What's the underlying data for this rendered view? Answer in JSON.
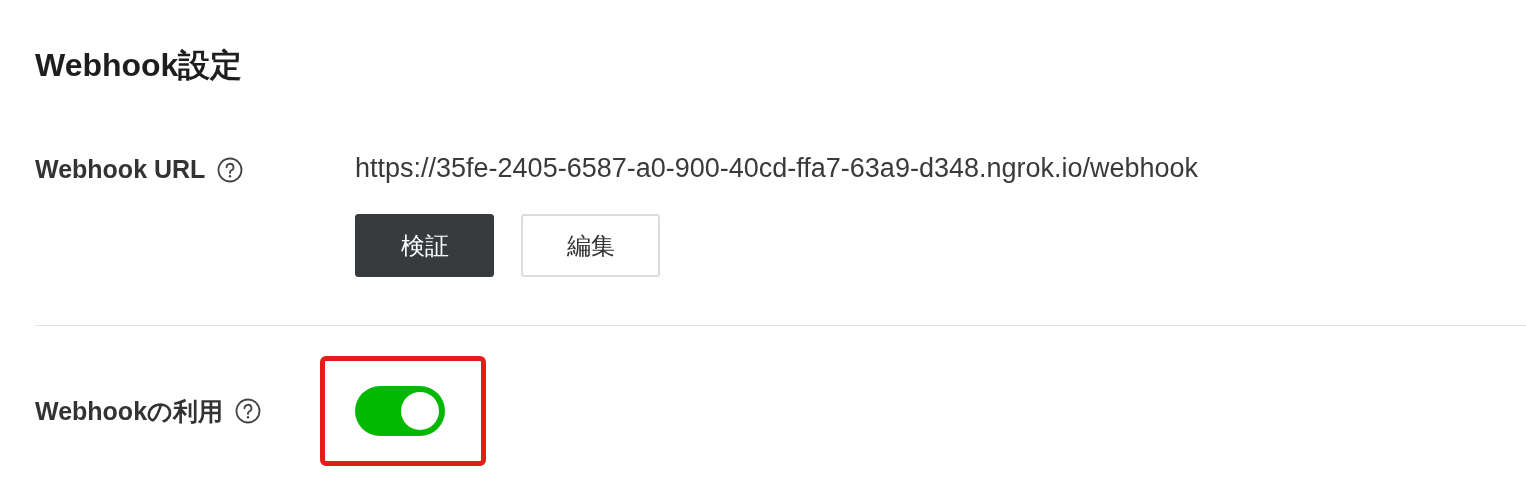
{
  "section_title": "Webhook設定",
  "webhook_url": {
    "label": "Webhook URL",
    "value": "https://35fe-2405-6587-a0-900-40cd-ffa7-63a9-d348.ngrok.io/webhook",
    "buttons": [
      {
        "label": "検証",
        "kind": "primary"
      },
      {
        "label": "編集",
        "kind": "secondary"
      }
    ]
  },
  "webhook_usage": {
    "label": "Webhookの利用",
    "on": true,
    "highlighted": true
  }
}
#####
REQUEST:
Copy each line above precisely, dropping the pictures.

FINISHED EXERCISE:
What's the underlying data for this rendered view? Answer in JSON.
{
  "section_title": "Webhook設定",
  "webhook_url": {
    "label": "Webhook URL",
    "value": "https://35fe-2405-6587-a0-900-40cd-ffa7-63a9-d348.ngrok.io/webhook",
    "buttons": [
      {
        "label": "検証",
        "kind": "primary"
      },
      {
        "label": "編集",
        "kind": "secondary"
      }
    ]
  },
  "webhook_usage": {
    "label": "Webhookの利用",
    "on": true,
    "highlighted": true
  }
}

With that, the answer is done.